◆ TASK DESCRIPTION ◆
Count how many lines in this material contain "screenshot". The answer is that number alone.
===== RECORDED INFORMATION =====
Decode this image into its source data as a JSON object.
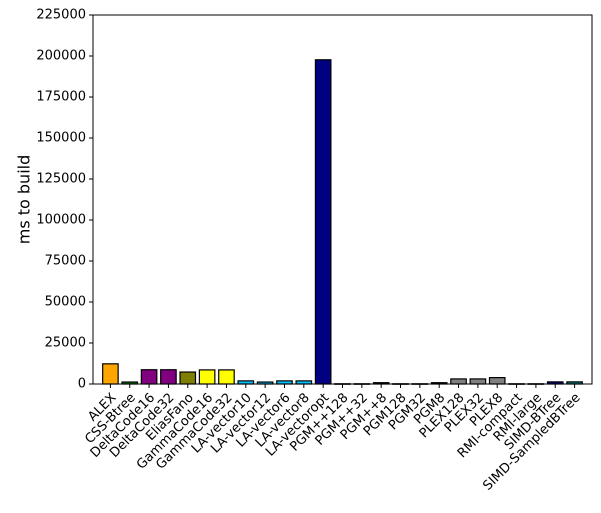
{
  "chart_data": {
    "type": "bar",
    "title": "",
    "xlabel": "",
    "ylabel": "ms to build",
    "ylim": [
      0,
      225000
    ],
    "yticks": [
      0,
      25000,
      50000,
      75000,
      100000,
      125000,
      150000,
      175000,
      200000,
      225000
    ],
    "grid": false,
    "categories": [
      "ALEX",
      "CSS-Btree",
      "DeltaCode16",
      "DeltaCode32",
      "EliasFano",
      "GammaCode16",
      "GammaCode32",
      "LA-vector10",
      "LA-vector12",
      "LA-vector6",
      "LA-vector8",
      "LA-vectoropt",
      "PGM++128",
      "PGM++32",
      "PGM++8",
      "PGM128",
      "PGM32",
      "PGM8",
      "PLEX128",
      "PLEX32",
      "PLEX8",
      "RMI-compact",
      "RMI-large",
      "SIMD-BTree",
      "SIMD-SampledBTree"
    ],
    "values": [
      12300,
      1200,
      8700,
      8700,
      7300,
      8600,
      8600,
      1900,
      1200,
      1900,
      1900,
      197700,
      150,
      150,
      800,
      150,
      150,
      800,
      3100,
      3100,
      3900,
      150,
      150,
      1300,
      1300
    ],
    "colors": [
      "#ffa500",
      "#008000",
      "#800080",
      "#800080",
      "#808000",
      "#ffff00",
      "#ffff00",
      "#00bfff",
      "#00bfff",
      "#00bfff",
      "#00bfff",
      "#000080",
      "#000000",
      "#000000",
      "#000000",
      "#000000",
      "#000000",
      "#000000",
      "#808080",
      "#808080",
      "#808080",
      "#000000",
      "#000000",
      "#00008b",
      "#008080"
    ]
  }
}
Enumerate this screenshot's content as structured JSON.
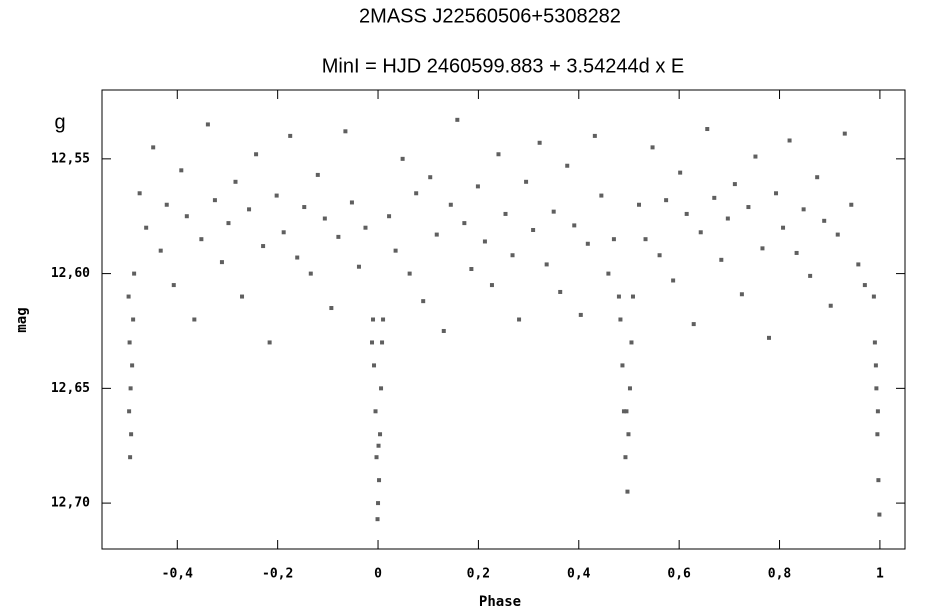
{
  "chart_data": {
    "type": "scatter",
    "title": "2MASS J22560506+5308282",
    "subtitle": "MinI = HJD 2460599.883 + 3.54244d x E",
    "annotation": "g",
    "x_label": "Phase",
    "y_label": "mag",
    "color": "#5f5f5f",
    "y_inverted": true,
    "xlim": [
      -0.55,
      1.05
    ],
    "ylim": [
      12.52,
      12.72
    ],
    "xticks": [
      {
        "value": -0.4,
        "label": "-0,4"
      },
      {
        "value": -0.2,
        "label": "-0,2"
      },
      0,
      {
        "value": 0.2,
        "label": "0,2"
      },
      {
        "value": 0.4,
        "label": "0,4"
      },
      {
        "value": 0.6,
        "label": "0,6"
      },
      {
        "value": 0.8,
        "label": "0,8"
      },
      1
    ],
    "yticks": [
      {
        "value": 12.55,
        "label": "12,55"
      },
      {
        "value": 12.6,
        "label": "12,60"
      },
      {
        "value": 12.65,
        "label": "12,65"
      },
      {
        "value": 12.7,
        "label": "12,70"
      }
    ],
    "x": [
      -0.475,
      -0.462,
      -0.448,
      -0.433,
      -0.421,
      -0.407,
      -0.392,
      -0.381,
      -0.366,
      -0.352,
      -0.339,
      -0.325,
      -0.311,
      -0.298,
      -0.284,
      -0.271,
      -0.257,
      -0.243,
      -0.229,
      -0.216,
      -0.202,
      -0.188,
      -0.175,
      -0.161,
      -0.147,
      -0.134,
      -0.12,
      -0.106,
      -0.093,
      -0.079,
      -0.065,
      -0.052,
      -0.038,
      -0.025,
      0.022,
      0.035,
      0.049,
      0.063,
      0.076,
      0.09,
      0.104,
      0.117,
      0.131,
      0.145,
      0.158,
      0.172,
      0.186,
      0.199,
      0.213,
      0.227,
      0.24,
      0.254,
      0.268,
      0.281,
      0.295,
      0.309,
      0.322,
      0.336,
      0.35,
      0.363,
      0.377,
      0.391,
      0.404,
      0.418,
      0.432,
      0.445,
      0.459,
      0.47,
      0.52,
      0.533,
      0.547,
      0.561,
      0.574,
      0.588,
      0.602,
      0.615,
      0.629,
      0.643,
      0.656,
      0.67,
      0.684,
      0.697,
      0.711,
      0.725,
      0.738,
      0.752,
      0.766,
      0.779,
      0.793,
      0.807,
      0.82,
      0.834,
      0.848,
      0.861,
      0.875,
      0.889,
      0.902,
      0.916,
      0.93,
      0.943,
      0.957,
      0.97,
      -0.497,
      -0.495,
      -0.493,
      -0.492,
      -0.494,
      -0.49,
      -0.488,
      -0.496,
      -0.486,
      -0.012,
      -0.008,
      -0.005,
      -0.003,
      0.0,
      0.002,
      0.004,
      0.006,
      -0.001,
      0.008,
      0.01,
      -0.01,
      0.001,
      0.483,
      0.487,
      0.49,
      0.493,
      0.497,
      0.499,
      0.502,
      0.505,
      0.495,
      0.508,
      0.48,
      0.988,
      0.99,
      0.993,
      0.995,
      0.997,
      0.999,
      0.992,
      0.996
    ],
    "values": [
      12.565,
      12.58,
      12.545,
      12.59,
      12.57,
      12.605,
      12.555,
      12.575,
      12.62,
      12.585,
      12.535,
      12.568,
      12.595,
      12.578,
      12.56,
      12.61,
      12.572,
      12.548,
      12.588,
      12.63,
      12.566,
      12.582,
      12.54,
      12.593,
      12.571,
      12.6,
      12.557,
      12.576,
      12.615,
      12.584,
      12.538,
      12.569,
      12.597,
      12.58,
      12.575,
      12.59,
      12.55,
      12.6,
      12.565,
      12.612,
      12.558,
      12.583,
      12.625,
      12.57,
      12.533,
      12.578,
      12.598,
      12.562,
      12.586,
      12.605,
      12.548,
      12.574,
      12.592,
      12.62,
      12.56,
      12.581,
      12.543,
      12.596,
      12.573,
      12.608,
      12.553,
      12.579,
      12.618,
      12.587,
      12.54,
      12.566,
      12.6,
      12.585,
      12.57,
      12.585,
      12.545,
      12.592,
      12.568,
      12.603,
      12.556,
      12.574,
      12.622,
      12.582,
      12.537,
      12.567,
      12.594,
      12.576,
      12.561,
      12.609,
      12.571,
      12.549,
      12.589,
      12.628,
      12.565,
      12.58,
      12.542,
      12.591,
      12.572,
      12.601,
      12.558,
      12.577,
      12.614,
      12.583,
      12.539,
      12.57,
      12.596,
      12.605,
      12.61,
      12.63,
      12.65,
      12.67,
      12.68,
      12.64,
      12.62,
      12.66,
      12.6,
      12.63,
      12.64,
      12.66,
      12.68,
      12.7,
      12.69,
      12.67,
      12.65,
      12.707,
      12.63,
      12.62,
      12.62,
      12.675,
      12.62,
      12.64,
      12.66,
      12.68,
      12.695,
      12.67,
      12.65,
      12.63,
      12.66,
      12.61,
      12.61,
      12.61,
      12.63,
      12.65,
      12.67,
      12.69,
      12.705,
      12.64,
      12.66
    ]
  }
}
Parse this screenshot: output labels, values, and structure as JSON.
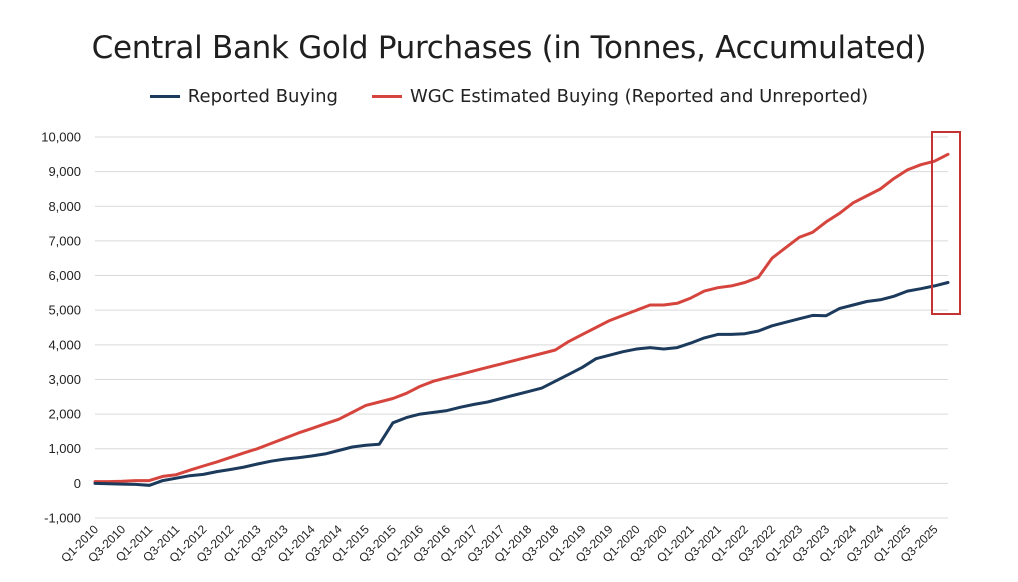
{
  "chart_data": {
    "type": "line",
    "title": "Central Bank Gold Purchases (in Tonnes, Accumulated)",
    "xlabel": "",
    "ylabel": "",
    "ylim": [
      -1000,
      10000
    ],
    "yticks": [
      -1000,
      0,
      1000,
      2000,
      3000,
      4000,
      5000,
      6000,
      7000,
      8000,
      9000,
      10000
    ],
    "ytick_labels": [
      "-1,000",
      "0",
      "1,000",
      "2,000",
      "3,000",
      "4,000",
      "5,000",
      "6,000",
      "7,000",
      "8,000",
      "9,000",
      "10,000"
    ],
    "grid": "horizontal",
    "legend_position": "top-center",
    "x_labels": [
      "Q1-2010",
      "Q3-2010",
      "Q1-2011",
      "Q3-2011",
      "Q1-2012",
      "Q3-2012",
      "Q1-2013",
      "Q3-2013",
      "Q1-2014",
      "Q3-2014",
      "Q1-2015",
      "Q3-2015",
      "Q1-2016",
      "Q3-2016",
      "Q1-2017",
      "Q3-2017",
      "Q1-2018",
      "Q3-2018",
      "Q1-2019",
      "Q3-2019",
      "Q1-2020",
      "Q3-2020",
      "Q1-2021",
      "Q3-2021",
      "Q1-2022",
      "Q3-2022",
      "Q1-2023",
      "Q3-2023",
      "Q1-2024",
      "Q3-2024",
      "Q1-2025",
      "Q3-2025"
    ],
    "series": [
      {
        "name": "Reported Buying",
        "color": "#1b3a5c",
        "values": [
          0,
          -10,
          -20,
          -30,
          -60,
          80,
          150,
          220,
          260,
          340,
          400,
          470,
          560,
          640,
          700,
          740,
          790,
          850,
          950,
          1050,
          1100,
          1130,
          1750,
          1900,
          2000,
          2050,
          2100,
          2200,
          2280,
          2350,
          2450,
          2550,
          2650,
          2750,
          2950,
          3150,
          3350,
          3600,
          3700,
          3800,
          3880,
          3920,
          3880,
          3920,
          4050,
          4200,
          4300,
          4300,
          4320,
          4400,
          4550,
          4650,
          4750,
          4850,
          4840,
          5050,
          5150,
          5250,
          5300,
          5400,
          5550,
          5620,
          5700,
          5800
        ]
      },
      {
        "name": "WGC Estimated Buying (Reported and Unreported)",
        "color": "#d6453d",
        "values": [
          50,
          50,
          60,
          80,
          80,
          200,
          250,
          380,
          500,
          620,
          750,
          880,
          1000,
          1150,
          1300,
          1450,
          1580,
          1720,
          1850,
          2050,
          2250,
          2350,
          2450,
          2600,
          2800,
          2950,
          3050,
          3150,
          3250,
          3350,
          3450,
          3550,
          3650,
          3750,
          3850,
          4100,
          4300,
          4500,
          4700,
          4850,
          5000,
          5150,
          5150,
          5200,
          5350,
          5550,
          5650,
          5700,
          5800,
          5950,
          6500,
          6800,
          7100,
          7250,
          7550,
          7800,
          8100,
          8300,
          8500,
          8800,
          9050,
          9200,
          9300,
          9500
        ]
      }
    ],
    "annotation": {
      "type": "highlight-box",
      "color": "#c43232",
      "note": "box around final values"
    }
  },
  "legend": {
    "items": [
      {
        "label": "Reported Buying",
        "color": "#1b3a5c"
      },
      {
        "label": "WGC Estimated Buying (Reported and Unreported)",
        "color": "#d6453d"
      }
    ]
  }
}
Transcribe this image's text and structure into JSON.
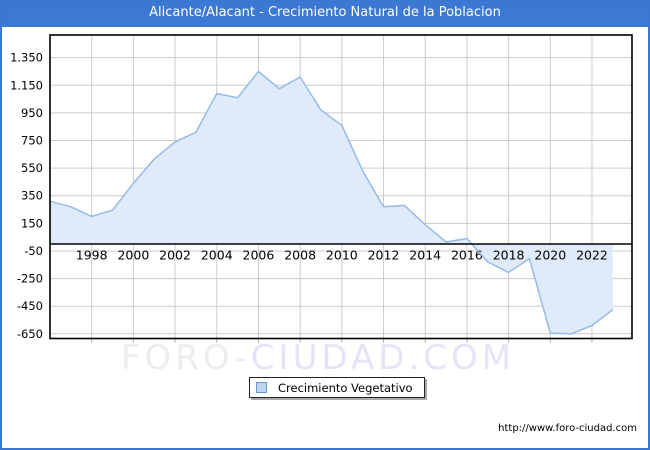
{
  "window": {
    "title": "Alicante/Alacant - Crecimiento Natural de la Poblacion"
  },
  "chart_data": {
    "type": "area",
    "title": "Alicante/Alacant - Crecimiento Natural de la Poblacion",
    "xlabel": "",
    "ylabel": "",
    "grid": true,
    "legend_position": "bottom-center",
    "x": [
      1996,
      1997,
      1998,
      1999,
      2000,
      2001,
      2002,
      2003,
      2004,
      2005,
      2006,
      2007,
      2008,
      2009,
      2010,
      2011,
      2012,
      2013,
      2014,
      2015,
      2016,
      2017,
      2018,
      2019,
      2020,
      2021,
      2022,
      2023
    ],
    "series": [
      {
        "name": "Crecimiento Vegetativo",
        "values": [
          310,
          270,
          200,
          245,
          440,
          615,
          740,
          810,
          1090,
          1060,
          1250,
          1125,
          1210,
          970,
          860,
          530,
          270,
          280,
          140,
          15,
          40,
          -130,
          -205,
          -105,
          -645,
          -650,
          -590,
          -475
        ]
      }
    ],
    "x_ticks": [
      {
        "value": 1998,
        "label": "1998"
      },
      {
        "value": 2000,
        "label": "2000"
      },
      {
        "value": 2002,
        "label": "2002"
      },
      {
        "value": 2004,
        "label": "2004"
      },
      {
        "value": 2006,
        "label": "2006"
      },
      {
        "value": 2008,
        "label": "2008"
      },
      {
        "value": 2010,
        "label": "2010"
      },
      {
        "value": 2012,
        "label": "2012"
      },
      {
        "value": 2014,
        "label": "2014"
      },
      {
        "value": 2016,
        "label": "2016"
      },
      {
        "value": 2018,
        "label": "2018"
      },
      {
        "value": 2020,
        "label": "2020"
      },
      {
        "value": 2022,
        "label": "2022"
      }
    ],
    "y_ticks": [
      {
        "value": 1350,
        "label": "1.350"
      },
      {
        "value": 1150,
        "label": "1.150"
      },
      {
        "value": 950,
        "label": "950"
      },
      {
        "value": 750,
        "label": "750"
      },
      {
        "value": 550,
        "label": "550"
      },
      {
        "value": 350,
        "label": "350"
      },
      {
        "value": 150,
        "label": "150"
      },
      {
        "value": -50,
        "label": "-50"
      },
      {
        "value": -250,
        "label": "-250"
      },
      {
        "value": -450,
        "label": "-450"
      },
      {
        "value": -650,
        "label": "-650"
      }
    ],
    "xlim": [
      1996,
      2023.92
    ],
    "ylim": [
      -684,
      1514
    ],
    "colors": {
      "line": "#94bbe7",
      "fill": "#dfebfa",
      "grid": "#cccccc",
      "tick": "#aaaaaa",
      "axis": "#000000"
    }
  },
  "legend": {
    "label": "Crecimiento Vegetativo",
    "swatch_color": "#bdd5f1"
  },
  "watermark": {
    "part1": "FORO-",
    "part2": "CIUDAD.COM"
  },
  "footer": {
    "url": "http://www.foro-ciudad.com"
  },
  "accent_color": "#3b79d5"
}
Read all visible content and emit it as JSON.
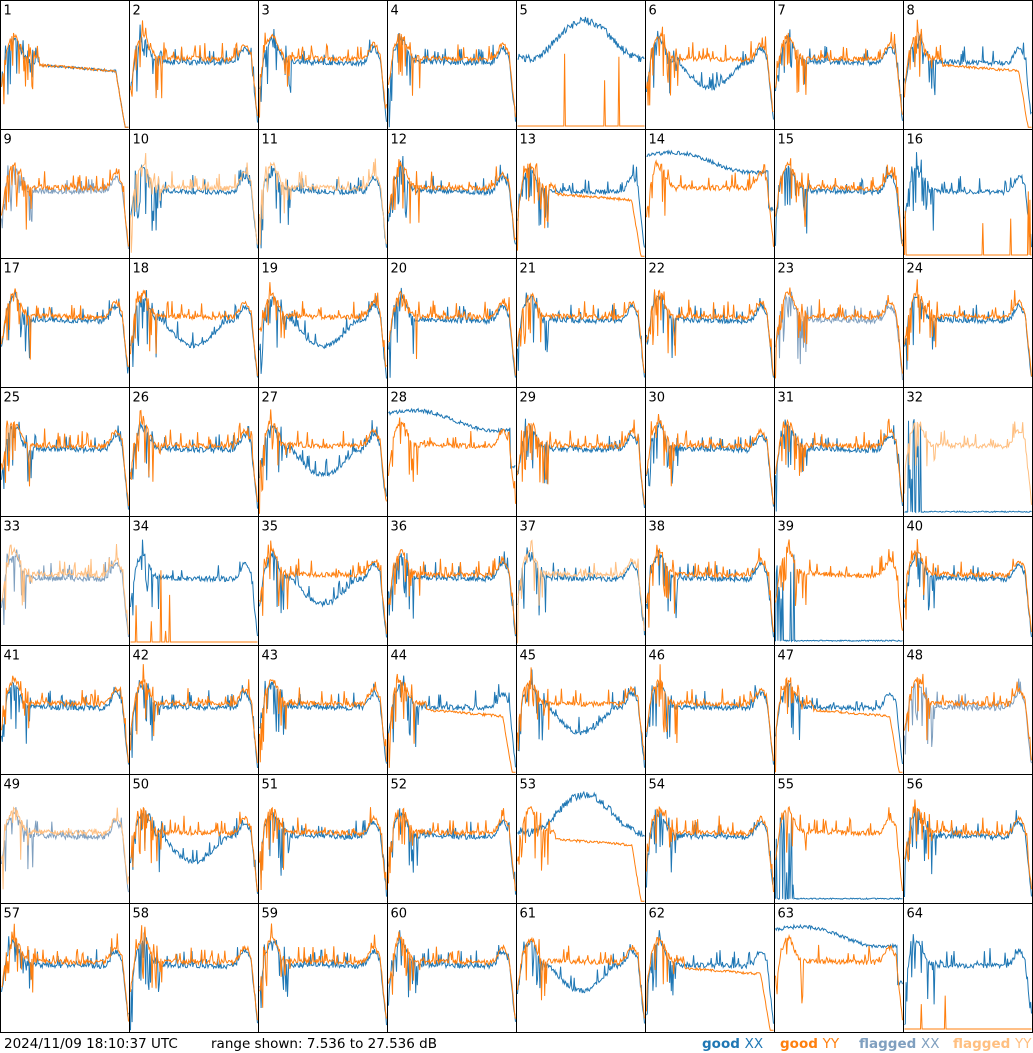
=====
◆ RIGHT ANSWER ◆
2